- [WRITTEN INSTRUCTION]
Say how many lines contain the word "instead". Only the number should be given.

— START OF SUPPLIED DATA —

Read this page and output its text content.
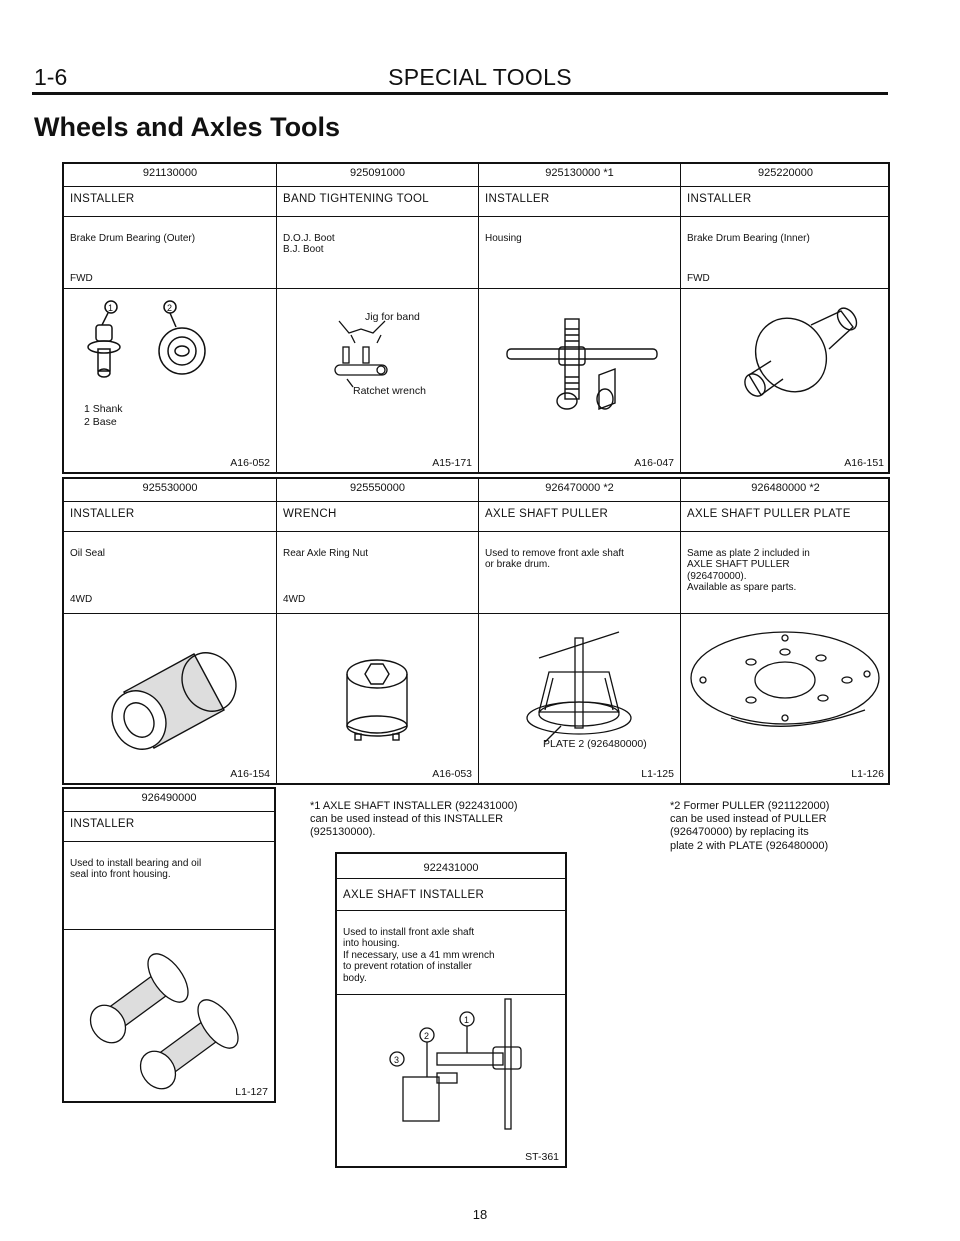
1-6	SPECIAL TOOLS
Wheels and Axles Tools
921130000
INSTALLER

Brake Drum Bearing (Outer)

FWD

1	2
1 Shank
2 Base
A16-052
925091000
BAND TIGHTENING TOOL

D.O.J. Boot
B.J. Boot

Jig for band
Ratchet wrench
A15-171
925130000 *1
INSTALLER

Housing

A16-047
925220000
INSTALLER

Brake Drum Bearing (Inner)

FWD

A16-151
925530000
INSTALLER

Oil Seal

4WD

A16-154
925550000
WRENCH

Rear Axle Ring Nut

4WD

A16-053
926470000 *2
AXLE SHAFT PULLER

Used to remove front axle shaft
or brake drum.

PLATE 2 (926480000)
L1-125
926480000 *2
AXLE SHAFT PULLER PLATE

Same as plate 2 included in
AXLE SHAFT PULLER
(926470000).
Available as spare parts.

L1-126
926490000
INSTALLER

Used to install bearing and oil
seal into front housing.

L1-127
*1 AXLE SHAFT INSTALLER (922431000)
can be used instead of this INSTALLER
(925130000).
*2 Former PULLER (921122000)
can be used instead of PULLER
(926470000) by replacing its
plate 2 with PLATE (926480000)
922431000
AXLE SHAFT INSTALLER

Used to install front axle shaft
into housing.
If necessary, use a 41 mm wrench
to prevent rotation of installer
body.

1
2
3
ST-361
18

— END OF SUPPLIED DATA —

- [EXERCISE SOLUTION]
2